▶ **ВЫБРАННЫЙ ТЕКСТ**:
● ● ● ● ● ● ●
UA / RU
Поддержать ZN.ua

ЛЬВОВСКИЙ «СОБОР»: НЕПЕРЕВЕРНУТЫЕ СТРАНИЦЫ

8 марта исполнилось 50 лет Львовскому псевдособору 1946 г., бросившему в катакомбы Греко-Католическую церковь в Украине - крупнейшую из запрещенных режимом религиозную общность в бывшем СССР...

Автор: Виктор Еленский

8 марта исполнилось 50 лет Львовскому псевдособору 1946 г., бросившему в катакомбы Греко-Католическую церковь в Украине - крупнейшую из запрещенных режимом религиозную общность в бывшем СССР. События полувековой давности полностью достоянием истории, увы, еще не стали - в условиях многостороннего межцерковного конфликта раны рубцуются мучительно медленно.

Прелюдия

Намерения ликвидировать Греко-Католическую церковь вызревали, очевидно, еще в тот период, который в советской историографии открывался «золотым сентябрем» 1939 г., а в диаспорной жестко именовался «первой советской оккупацией Галиции». На духовенство обрушились жесточайшие репрессии, и одновременно «канонисты в штатском» старательно собирали сведения о разногласиях между клириками «восточной» и «латинской» ориентаций. Среди «особо интересовавшихся» был, кстати, и автор любимой советским юношеством «Старой крепости» Владимир Беляев. Еще тогда НКВД обратил внимание на принципиального критика латинизации Греко-Католической церкви протопресвитера Гавриила Костельника. Однако Костельник при всем своем антимирском пафосе был настолько далек тогда от роли ликвидатора унии, что НКВД арестовал его сына Богдана и принялся грубо шантажировать отца.

По целому ряду причин уничтожение Церкви в течение 1939 - 1941 гг. не состоялось. Но относительно намерений режима митрополит Андрей Шептицкий, по крайней мере, иллюзий не питал: «Имеем основания опасаться такой катастрофы, которой наш народ никогда еще не переживал», - писал он. И Иосифа Слипого назначил почти неподвижный уже митрополит своим преемником, потому что верил в несгибаемость отца-ректора. «Этот не сломается, - сказал он как-то в своем окружении. - Умрет, но не сломается».
● ● ● ● ● ● ●
▶ **ИСХОДНЫЕ СТРОКИ**:

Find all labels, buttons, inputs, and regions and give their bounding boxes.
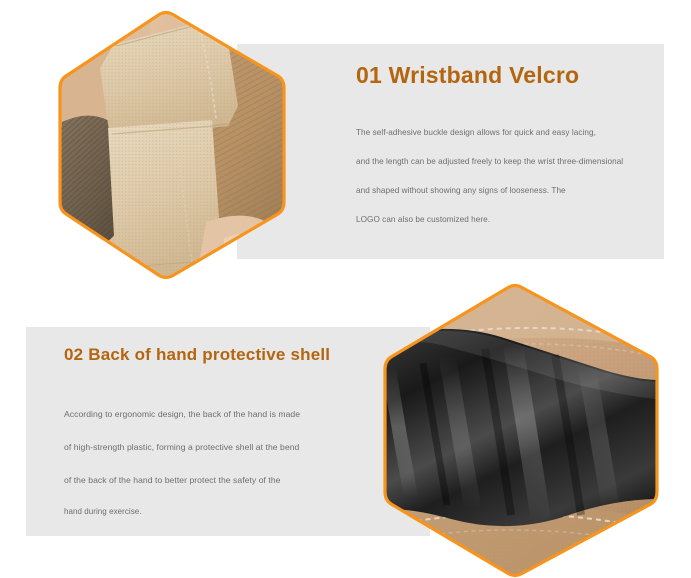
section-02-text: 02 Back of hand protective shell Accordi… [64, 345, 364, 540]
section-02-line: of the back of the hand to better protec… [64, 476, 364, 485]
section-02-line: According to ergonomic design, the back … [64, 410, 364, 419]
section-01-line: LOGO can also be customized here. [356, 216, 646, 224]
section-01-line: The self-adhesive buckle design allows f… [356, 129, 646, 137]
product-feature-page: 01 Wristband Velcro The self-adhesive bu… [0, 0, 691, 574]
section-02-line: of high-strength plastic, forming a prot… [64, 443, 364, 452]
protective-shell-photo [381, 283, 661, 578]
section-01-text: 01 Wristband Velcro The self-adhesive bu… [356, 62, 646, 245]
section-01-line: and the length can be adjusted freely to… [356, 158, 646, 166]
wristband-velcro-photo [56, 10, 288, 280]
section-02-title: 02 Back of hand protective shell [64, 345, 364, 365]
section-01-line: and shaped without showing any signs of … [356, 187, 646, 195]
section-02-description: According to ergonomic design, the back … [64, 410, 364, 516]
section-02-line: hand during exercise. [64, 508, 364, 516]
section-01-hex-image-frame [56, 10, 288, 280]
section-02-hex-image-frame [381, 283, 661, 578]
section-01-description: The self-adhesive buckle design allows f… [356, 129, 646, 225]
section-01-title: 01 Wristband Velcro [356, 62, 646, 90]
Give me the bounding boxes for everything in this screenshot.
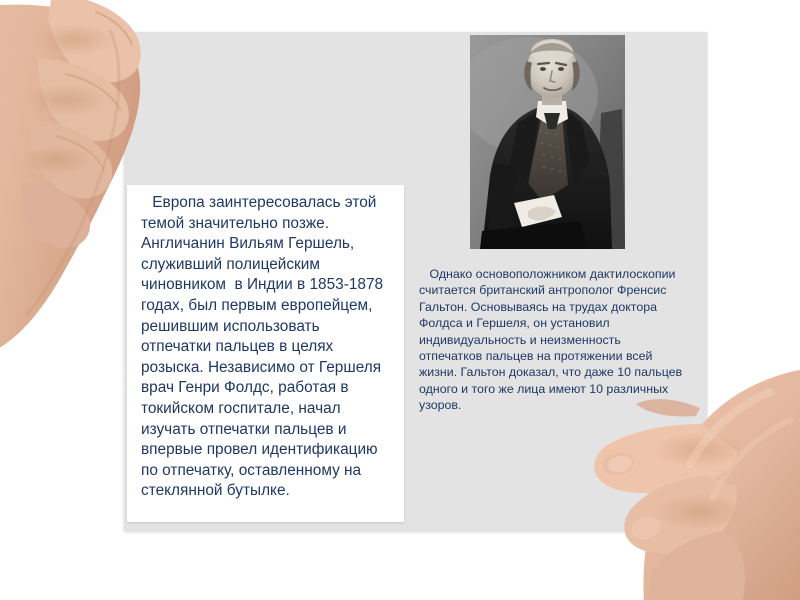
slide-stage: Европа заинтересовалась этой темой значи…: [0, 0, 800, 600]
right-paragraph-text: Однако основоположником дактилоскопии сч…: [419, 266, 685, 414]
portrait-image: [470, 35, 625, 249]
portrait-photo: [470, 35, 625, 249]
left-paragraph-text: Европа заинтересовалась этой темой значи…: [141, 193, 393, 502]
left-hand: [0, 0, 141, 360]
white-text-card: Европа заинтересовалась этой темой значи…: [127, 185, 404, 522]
● ● ● ● ● ● ●
▶ **СПИСОК ЗАДАНИЙ**:
A) Ответьте на вопросы по тексту о Львовском соборе 1946 года.
(i) Сколько лет исполнилось Львовскому псевдособору 8 марта?
(ii) Кого из родственников Гавриила Костельника арестовал НКВД?
(iii) Кого митрополит Андрей Шептицкий назначил своим преемником?
B) Определите, соответствуют ли утверждения тексту о Львовском соборе 1946 года. Ответьте «да» или «нет» и приведите цитату из текста, на которой основан ответ.
(i) Греко-Католическая церковь в Украине была крупнейшей из запрещенных режимом религиозных общностей в бывшем СССР.
(ii) Уничтожение Церкви произошло в 1939–1941 гг.
(iii) Митрополит Андрей Шептицкий питал иллюзии относительно намерений режима.
C) Допишите следующую часть текста о Львовском соборе 1946 года. Начните сразу после его последнего предложения.

▶ **ОТВЕТЫ**:
A)
(i) 50 лет.
(ii) Его сына Богдана.
(iii) Иосифа Слипого.

B)
(i) Да: «крупнейшую из запрещенных режимом религиозную общность в бывшем СССР».
(ii) Нет: «По целому ряду причин уничтожение Церкви в течение 1939 - 1941 гг. не состоялось».
(iii) Нет: «относительно намерений режима митрополит Андрей Шептицкий, по крайней мере, иллюзий не питал».

C)
Арестованный 11 апреля 1945 г. Кир Иосиф действительно не сломался. Не сломались и епископы Будка, Чернецкий, Хомишин и Лятышевский - ни один из них не принял предложения перейти в православие. Арест епископа развеял последние сомнения - власть не потерпит Греко-Католическую церковь ни при каких условиях. Тщетными оказались и приветствие Верховному Главнокомандующему, и 100 тысяч рублей, пожертвованных на Красный Крест, и обращение Иосифа Слипого «К духовенству и верующим» (23 ноября 1944 г.), где митрополит призвал людей С.Бандеры «вернуться с неправильного пути». Какой-то период режиму понадобился, чтобы выиграть время. Продолжалась война, в советском тылу действовали повстанческие формирования, впереди были еще Ялта с Потсдамом и чрезвычайно напряженный торг с союзниками, чувствительными к соблюдению религиозных свобод. Поэтому Н.Хрущев прислал венок на могилу Андрея Шептицкого, а делегацию ГКЦ в конце 1944 г. приняли в Москве и заверили, что униатам в пределах СССР ничего не угрожает. Но проект уничтожения Церкви вчерне был готов еще до конца войны.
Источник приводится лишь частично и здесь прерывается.